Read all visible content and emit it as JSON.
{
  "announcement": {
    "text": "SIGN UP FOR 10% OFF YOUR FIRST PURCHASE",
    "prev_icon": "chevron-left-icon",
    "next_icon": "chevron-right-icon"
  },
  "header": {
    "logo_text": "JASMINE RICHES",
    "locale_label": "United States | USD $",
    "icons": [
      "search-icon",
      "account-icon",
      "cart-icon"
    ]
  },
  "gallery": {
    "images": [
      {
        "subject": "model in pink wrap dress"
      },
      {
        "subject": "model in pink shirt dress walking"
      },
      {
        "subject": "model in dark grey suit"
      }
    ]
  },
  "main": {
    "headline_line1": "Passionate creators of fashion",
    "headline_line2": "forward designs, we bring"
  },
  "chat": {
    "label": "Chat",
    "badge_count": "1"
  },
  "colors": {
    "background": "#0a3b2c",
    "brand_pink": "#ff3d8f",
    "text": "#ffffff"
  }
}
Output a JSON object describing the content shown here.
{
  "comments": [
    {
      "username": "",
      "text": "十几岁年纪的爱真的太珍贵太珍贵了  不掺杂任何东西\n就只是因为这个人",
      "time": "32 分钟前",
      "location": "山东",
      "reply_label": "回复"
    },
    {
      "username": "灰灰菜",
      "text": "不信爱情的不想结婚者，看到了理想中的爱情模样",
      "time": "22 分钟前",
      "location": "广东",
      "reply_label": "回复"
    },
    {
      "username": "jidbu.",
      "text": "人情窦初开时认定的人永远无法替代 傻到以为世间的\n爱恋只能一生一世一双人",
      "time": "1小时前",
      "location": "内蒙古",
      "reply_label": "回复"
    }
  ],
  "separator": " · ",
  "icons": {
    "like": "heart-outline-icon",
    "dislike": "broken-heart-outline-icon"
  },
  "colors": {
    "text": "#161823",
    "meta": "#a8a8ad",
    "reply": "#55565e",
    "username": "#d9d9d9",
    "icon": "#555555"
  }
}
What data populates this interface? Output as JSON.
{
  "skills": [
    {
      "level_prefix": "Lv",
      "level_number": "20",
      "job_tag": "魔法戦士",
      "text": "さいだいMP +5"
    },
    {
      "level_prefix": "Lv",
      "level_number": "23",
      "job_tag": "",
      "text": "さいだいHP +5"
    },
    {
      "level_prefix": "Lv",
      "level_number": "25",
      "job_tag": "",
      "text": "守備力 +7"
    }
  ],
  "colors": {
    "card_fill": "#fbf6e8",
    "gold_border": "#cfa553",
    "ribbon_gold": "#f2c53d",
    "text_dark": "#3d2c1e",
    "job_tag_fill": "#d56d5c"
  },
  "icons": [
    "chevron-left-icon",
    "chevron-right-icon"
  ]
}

> [Task objective]: Your task is to reproduce, exactly and exclusively, the lines from the one holding "Output a JSON" through the final line of the listing.

> [Expected output]:
Output a JSON object describing the content shown here.
{
  "comments": [
    {
      "username": "",
      "text": "十几岁年纪的爱真的太珍贵太珍贵了  不掺杂任何东西\n就只是因为这个人",
      "time": "32 分钟前",
      "location": "山东",
      "reply_label": "回复"
    },
    {
      "username": "灰灰菜",
      "text": "不信爱情的不想结婚者，看到了理想中的爱情模样",
      "time": "22 分钟前",
      "location": "广东",
      "reply_label": "回复"
    },
    {
      "username": "jidbu.",
      "text": "人情窦初开时认定的人永远无法替代 傻到以为世间的\n爱恋只能一生一世一双人",
      "time": "1小时前",
      "location": "内蒙古",
      "reply_label": "回复"
    }
  ],
  "separator": " · ",
  "icons": {
    "like": "heart-outline-icon",
    "dislike": "broken-heart-outline-icon"
  },
  "colors": {
    "text": "#161823",
    "meta": "#a8a8ad",
    "reply": "#55565e",
    "username": "#d9d9d9",
    "icon": "#555555"
  }
}
What data populates this interface? Output as JSON.
{
  "skills": [
    {
      "level_prefix": "Lv",
      "level_number": "20",
      "job_tag": "魔法戦士",
      "text": "さいだいMP +5"
    },
    {
      "level_prefix": "Lv",
      "level_number": "23",
      "job_tag": "",
      "text": "さいだいHP +5"
    },
    {
      "level_prefix": "Lv",
      "level_number": "25",
      "job_tag": "",
      "text": "守備力 +7"
    }
  ],
  "colors": {
    "card_fill": "#fbf6e8",
    "gold_border": "#cfa553",
    "ribbon_gold": "#f2c53d",
    "text_dark": "#3d2c1e",
    "job_tag_fill": "#d56d5c"
  },
  "icons": [
    "chevron-left-icon",
    "chevron-right-icon"
  ]
}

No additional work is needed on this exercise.